PROVIDED ENTRIES:
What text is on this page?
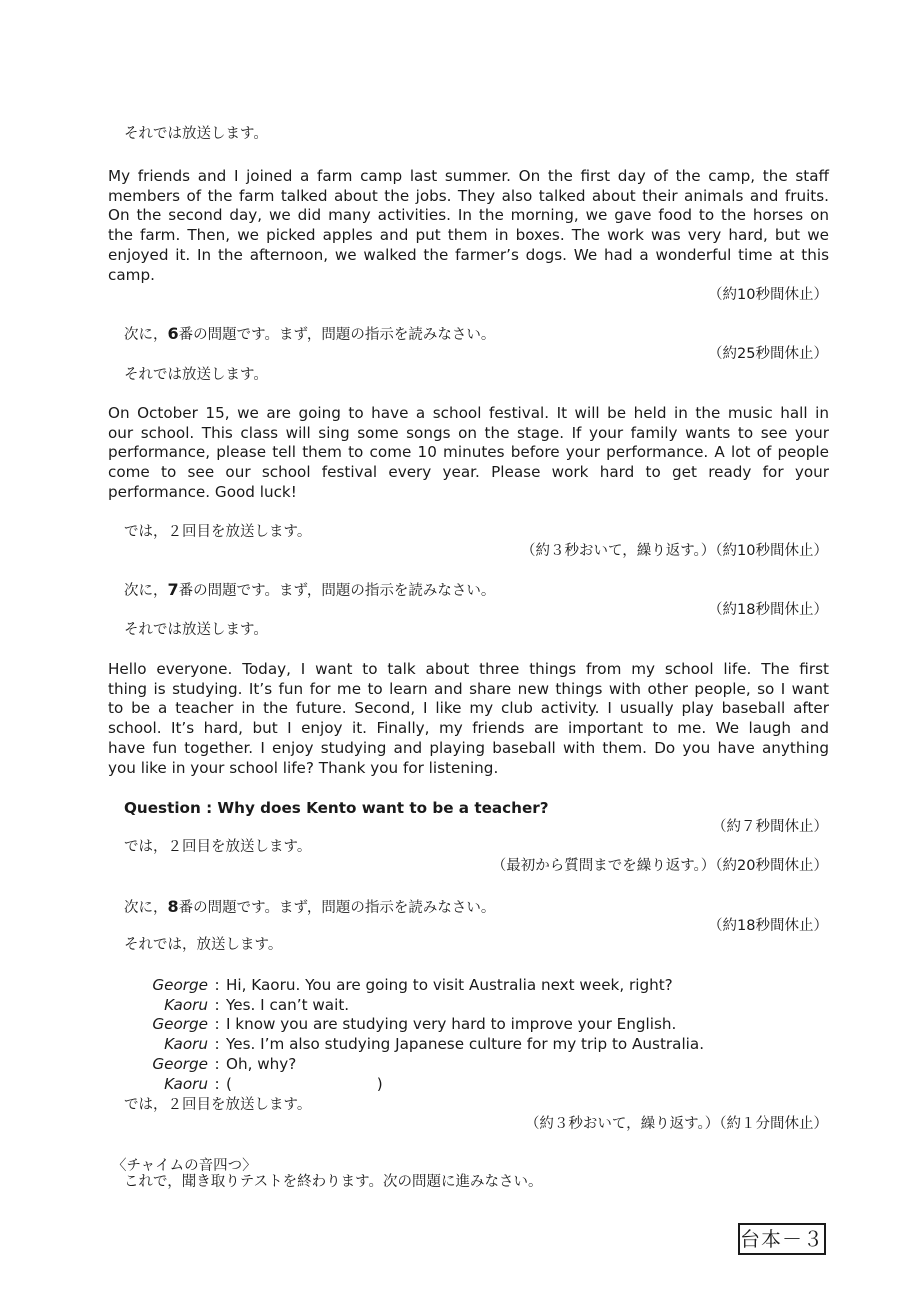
それでは放送します。
My friends and I joined a farm camp last summer. On the first day of the camp, the staff
members of the farm talked about the jobs. They also talked about their animals and fruits.
On the second day, we did many activities. In the morning, we gave food to the horses on
the farm. Then, we picked apples and put them in boxes. The work was very hard, but we
enjoyed it. In the afternoon, we walked the farmer’s dogs. We had a wonderful time at this
camp.
（約10秒間休止）
次に，6番の問題です。まず，問題の指示を読みなさい。
（約25秒間休止）
それでは放送します。
On October 15, we are going to have a school festival. It will be held in the music hall in
our school. This class will sing some songs on the stage. If your family wants to see your
performance, please tell them to come 10 minutes before your performance. A lot of people
come to see our school festival every year. Please work hard to get ready for your
performance. Good luck!
では，２回目を放送します。
（約３秒おいて，繰り返す。）（約10秒間休止）
次に，7番の問題です。まず，問題の指示を読みなさい。
（約18秒間休止）
それでは放送します。
Hello everyone. Today, I want to talk about three things from my school life. The first
thing is studying. It’s fun for me to learn and share new things with other people, so I want
to be a teacher in the future. Second, I like my club activity. I usually play baseball after
school. It’s hard, but I enjoy it. Finally, my friends are important to me. We laugh and
have fun together. I enjoy studying and playing baseball with them. Do you have anything
you like in your school life? Thank you for listening.
Question : Why does Kento want to be a teacher?
（約７秒間休止）
では，２回目を放送します。
（最初から質問までを繰り返す。）（約20秒間休止）
次に，8番の問題です。まず，問題の指示を読みなさい。
（約18秒間休止）
それでは，放送します。
George : Hi, Kaoru. You are going to visit Australia next week, right?
Kaoru : Yes. I can’t wait.
George : I know you are studying very hard to improve your English.
Kaoru : Yes. I’m also studying Japanese culture for my trip to Australia.
George : Oh, why?
Kaoru : (                              )
では，２回目を放送します。
（約３秒おいて，繰り返す。）（約１分間休止）
〈チャイムの音四つ〉
これで，聞き取りテストを終わります。次の問題に進みなさい。
台本－３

EXERCISE TASK: Omit the pictures, then quote the rest of the material above exactly.

WRITTEN SOLUTION:
What text is on this page?
それでは放送します。
My friends and I joined a farm camp last summer. On the first day of the camp, the staff
members of the farm talked about the jobs. They also talked about their animals and fruits.
On the second day, we did many activities. In the morning, we gave food to the horses on
the farm. Then, we picked apples and put them in boxes. The work was very hard, but we
enjoyed it. In the afternoon, we walked the farmer’s dogs. We had a wonderful time at this
camp.
（約10秒間休止）
次に，6番の問題です。まず，問題の指示を読みなさい。
（約25秒間休止）
それでは放送します。
On October 15, we are going to have a school festival. It will be held in the music hall in
our school. This class will sing some songs on the stage. If your family wants to see your
performance, please tell them to come 10 minutes before your performance. A lot of people
come to see our school festival every year. Please work hard to get ready for your
performance. Good luck!
では，２回目を放送します。
（約３秒おいて，繰り返す。）（約10秒間休止）
次に，7番の問題です。まず，問題の指示を読みなさい。
（約18秒間休止）
それでは放送します。
Hello everyone. Today, I want to talk about three things from my school life. The first
thing is studying. It’s fun for me to learn and share new things with other people, so I want
to be a teacher in the future. Second, I like my club activity. I usually play baseball after
school. It’s hard, but I enjoy it. Finally, my friends are important to me. We laugh and
have fun together. I enjoy studying and playing baseball with them. Do you have anything
you like in your school life? Thank you for listening.
Question : Why does Kento want to be a teacher?
（約７秒間休止）
では，２回目を放送します。
（最初から質問までを繰り返す。）（約20秒間休止）
次に，8番の問題です。まず，問題の指示を読みなさい。
（約18秒間休止）
それでは，放送します。
George : Hi, Kaoru. You are going to visit Australia next week, right?
Kaoru : Yes. I can’t wait.
George : I know you are studying very hard to improve your English.
Kaoru : Yes. I’m also studying Japanese culture for my trip to Australia.
George : Oh, why?
Kaoru : (                              )
では，２回目を放送します。
（約３秒おいて，繰り返す。）（約１分間休止）
〈チャイムの音四つ〉
これで，聞き取りテストを終わります。次の問題に進みなさい。
台本－３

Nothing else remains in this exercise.